**Given data:**

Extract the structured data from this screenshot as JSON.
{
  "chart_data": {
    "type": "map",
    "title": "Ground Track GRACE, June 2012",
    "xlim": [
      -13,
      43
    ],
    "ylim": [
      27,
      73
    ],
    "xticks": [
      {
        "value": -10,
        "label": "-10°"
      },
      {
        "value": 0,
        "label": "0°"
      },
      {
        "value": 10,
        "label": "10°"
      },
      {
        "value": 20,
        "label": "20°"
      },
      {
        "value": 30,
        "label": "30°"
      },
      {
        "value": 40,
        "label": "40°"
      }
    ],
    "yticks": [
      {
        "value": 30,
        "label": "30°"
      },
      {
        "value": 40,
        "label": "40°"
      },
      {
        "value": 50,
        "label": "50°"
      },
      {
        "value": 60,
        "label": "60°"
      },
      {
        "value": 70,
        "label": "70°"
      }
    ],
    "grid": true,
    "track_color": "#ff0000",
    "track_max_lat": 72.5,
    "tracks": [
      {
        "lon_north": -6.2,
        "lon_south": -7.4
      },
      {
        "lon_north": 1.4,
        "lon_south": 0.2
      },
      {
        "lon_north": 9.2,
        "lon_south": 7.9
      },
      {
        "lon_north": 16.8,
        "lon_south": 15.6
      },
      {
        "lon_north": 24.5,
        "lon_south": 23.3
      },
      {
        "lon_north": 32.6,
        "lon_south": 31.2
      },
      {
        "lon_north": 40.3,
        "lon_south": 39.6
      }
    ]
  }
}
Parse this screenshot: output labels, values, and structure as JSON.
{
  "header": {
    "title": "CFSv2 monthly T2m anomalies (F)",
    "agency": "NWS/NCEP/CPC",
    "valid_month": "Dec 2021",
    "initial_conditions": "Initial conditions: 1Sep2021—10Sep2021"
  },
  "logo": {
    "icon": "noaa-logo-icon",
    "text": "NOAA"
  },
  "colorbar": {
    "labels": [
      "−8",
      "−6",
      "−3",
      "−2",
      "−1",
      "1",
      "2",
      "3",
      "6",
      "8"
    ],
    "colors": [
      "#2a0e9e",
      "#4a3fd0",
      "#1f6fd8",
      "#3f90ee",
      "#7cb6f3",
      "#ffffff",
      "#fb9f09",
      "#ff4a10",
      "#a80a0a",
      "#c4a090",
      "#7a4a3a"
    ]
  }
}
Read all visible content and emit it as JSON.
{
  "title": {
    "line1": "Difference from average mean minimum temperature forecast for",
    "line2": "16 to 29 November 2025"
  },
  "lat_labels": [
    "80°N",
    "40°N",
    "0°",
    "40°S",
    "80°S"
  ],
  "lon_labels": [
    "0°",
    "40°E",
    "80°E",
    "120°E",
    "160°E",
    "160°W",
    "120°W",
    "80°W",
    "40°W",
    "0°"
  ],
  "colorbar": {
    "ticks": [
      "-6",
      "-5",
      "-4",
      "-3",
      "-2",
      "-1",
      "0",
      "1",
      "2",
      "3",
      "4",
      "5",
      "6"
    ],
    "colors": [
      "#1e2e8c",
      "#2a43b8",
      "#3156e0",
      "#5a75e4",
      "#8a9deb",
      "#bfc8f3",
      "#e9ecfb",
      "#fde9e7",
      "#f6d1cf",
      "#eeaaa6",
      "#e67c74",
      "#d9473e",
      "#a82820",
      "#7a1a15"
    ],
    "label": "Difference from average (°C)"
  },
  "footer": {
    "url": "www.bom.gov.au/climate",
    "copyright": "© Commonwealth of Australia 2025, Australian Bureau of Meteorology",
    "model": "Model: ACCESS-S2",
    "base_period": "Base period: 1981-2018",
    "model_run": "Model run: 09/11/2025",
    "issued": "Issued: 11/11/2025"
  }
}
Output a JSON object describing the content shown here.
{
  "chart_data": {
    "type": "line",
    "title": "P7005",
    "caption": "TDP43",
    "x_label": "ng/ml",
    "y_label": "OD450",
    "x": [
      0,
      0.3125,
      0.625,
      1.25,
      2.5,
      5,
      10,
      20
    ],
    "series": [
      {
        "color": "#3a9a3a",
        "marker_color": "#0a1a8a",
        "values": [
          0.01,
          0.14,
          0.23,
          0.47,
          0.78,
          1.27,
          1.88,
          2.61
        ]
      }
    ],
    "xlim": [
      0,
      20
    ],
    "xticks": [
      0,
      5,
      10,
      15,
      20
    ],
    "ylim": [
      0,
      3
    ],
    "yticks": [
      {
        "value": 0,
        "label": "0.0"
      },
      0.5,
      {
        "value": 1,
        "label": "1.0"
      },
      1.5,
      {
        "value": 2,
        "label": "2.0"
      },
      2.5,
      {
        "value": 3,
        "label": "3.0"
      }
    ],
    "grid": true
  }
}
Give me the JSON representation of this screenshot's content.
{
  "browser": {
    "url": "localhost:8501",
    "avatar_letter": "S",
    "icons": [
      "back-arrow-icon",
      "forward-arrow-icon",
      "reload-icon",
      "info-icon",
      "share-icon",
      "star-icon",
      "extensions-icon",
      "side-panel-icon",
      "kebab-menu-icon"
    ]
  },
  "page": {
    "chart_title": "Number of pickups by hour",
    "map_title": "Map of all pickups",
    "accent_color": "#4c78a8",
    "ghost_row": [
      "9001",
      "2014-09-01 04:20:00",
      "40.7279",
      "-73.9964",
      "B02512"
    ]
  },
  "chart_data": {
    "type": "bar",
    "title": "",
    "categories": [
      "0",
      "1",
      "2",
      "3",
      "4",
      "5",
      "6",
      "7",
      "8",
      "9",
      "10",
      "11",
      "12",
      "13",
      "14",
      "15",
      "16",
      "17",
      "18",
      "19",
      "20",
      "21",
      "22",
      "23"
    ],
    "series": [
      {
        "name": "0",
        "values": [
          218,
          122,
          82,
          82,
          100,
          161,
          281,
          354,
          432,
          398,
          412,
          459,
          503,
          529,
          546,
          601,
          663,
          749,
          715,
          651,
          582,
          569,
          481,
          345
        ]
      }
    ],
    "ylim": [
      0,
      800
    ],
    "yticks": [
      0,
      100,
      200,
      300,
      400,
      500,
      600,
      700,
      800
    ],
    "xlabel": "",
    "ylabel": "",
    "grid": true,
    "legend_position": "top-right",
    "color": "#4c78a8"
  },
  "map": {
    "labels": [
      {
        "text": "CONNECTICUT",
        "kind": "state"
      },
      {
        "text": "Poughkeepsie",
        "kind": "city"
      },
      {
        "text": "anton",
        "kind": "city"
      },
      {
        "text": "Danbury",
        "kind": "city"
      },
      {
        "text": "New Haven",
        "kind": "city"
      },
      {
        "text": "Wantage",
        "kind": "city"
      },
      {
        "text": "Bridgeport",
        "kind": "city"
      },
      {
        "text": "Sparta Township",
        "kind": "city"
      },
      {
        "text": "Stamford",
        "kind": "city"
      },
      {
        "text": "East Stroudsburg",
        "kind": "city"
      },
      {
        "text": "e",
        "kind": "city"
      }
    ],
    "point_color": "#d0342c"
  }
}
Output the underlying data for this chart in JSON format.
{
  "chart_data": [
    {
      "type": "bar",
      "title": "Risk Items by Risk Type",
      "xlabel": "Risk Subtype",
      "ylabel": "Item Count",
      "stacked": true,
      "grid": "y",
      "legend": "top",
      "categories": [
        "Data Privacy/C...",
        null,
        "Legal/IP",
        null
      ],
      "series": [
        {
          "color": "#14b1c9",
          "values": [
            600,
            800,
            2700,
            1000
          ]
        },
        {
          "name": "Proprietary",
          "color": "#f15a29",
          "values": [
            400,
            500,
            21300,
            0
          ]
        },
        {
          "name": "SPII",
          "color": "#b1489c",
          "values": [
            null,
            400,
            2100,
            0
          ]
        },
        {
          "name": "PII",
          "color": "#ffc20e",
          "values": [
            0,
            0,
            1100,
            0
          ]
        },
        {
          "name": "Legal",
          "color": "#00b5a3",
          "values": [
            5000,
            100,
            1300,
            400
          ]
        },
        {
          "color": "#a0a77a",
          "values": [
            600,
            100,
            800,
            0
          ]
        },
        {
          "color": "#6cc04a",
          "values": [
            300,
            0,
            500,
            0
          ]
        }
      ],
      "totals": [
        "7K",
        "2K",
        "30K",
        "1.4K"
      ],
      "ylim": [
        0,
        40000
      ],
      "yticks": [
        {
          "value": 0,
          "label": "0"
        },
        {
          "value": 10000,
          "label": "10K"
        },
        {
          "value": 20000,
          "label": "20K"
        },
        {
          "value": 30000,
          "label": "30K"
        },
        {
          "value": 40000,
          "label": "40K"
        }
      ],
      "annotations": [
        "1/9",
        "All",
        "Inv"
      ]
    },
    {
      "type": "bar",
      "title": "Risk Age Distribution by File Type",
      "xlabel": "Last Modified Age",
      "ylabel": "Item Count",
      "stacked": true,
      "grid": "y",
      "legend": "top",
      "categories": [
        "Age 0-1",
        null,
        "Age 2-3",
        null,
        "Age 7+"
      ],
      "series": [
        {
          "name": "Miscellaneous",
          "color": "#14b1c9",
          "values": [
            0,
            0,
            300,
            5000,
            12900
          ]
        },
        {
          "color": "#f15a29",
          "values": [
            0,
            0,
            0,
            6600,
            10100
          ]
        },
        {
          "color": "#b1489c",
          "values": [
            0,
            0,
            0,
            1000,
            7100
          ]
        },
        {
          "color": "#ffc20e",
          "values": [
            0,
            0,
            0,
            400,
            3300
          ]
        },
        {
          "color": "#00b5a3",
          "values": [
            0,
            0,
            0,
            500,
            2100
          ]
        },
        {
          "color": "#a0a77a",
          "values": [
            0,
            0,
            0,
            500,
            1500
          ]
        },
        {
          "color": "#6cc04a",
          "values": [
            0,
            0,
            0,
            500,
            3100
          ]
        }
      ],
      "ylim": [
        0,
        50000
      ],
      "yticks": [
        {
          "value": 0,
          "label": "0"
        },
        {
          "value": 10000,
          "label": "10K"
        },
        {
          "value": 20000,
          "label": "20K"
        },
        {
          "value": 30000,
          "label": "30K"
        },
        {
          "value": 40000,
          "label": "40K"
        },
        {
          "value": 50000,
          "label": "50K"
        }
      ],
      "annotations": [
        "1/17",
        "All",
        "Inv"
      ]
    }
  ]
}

**Description of the task:** Tally the lines of the data that hold the string "name". Answer with the number and nothing more.

**Written response:** 6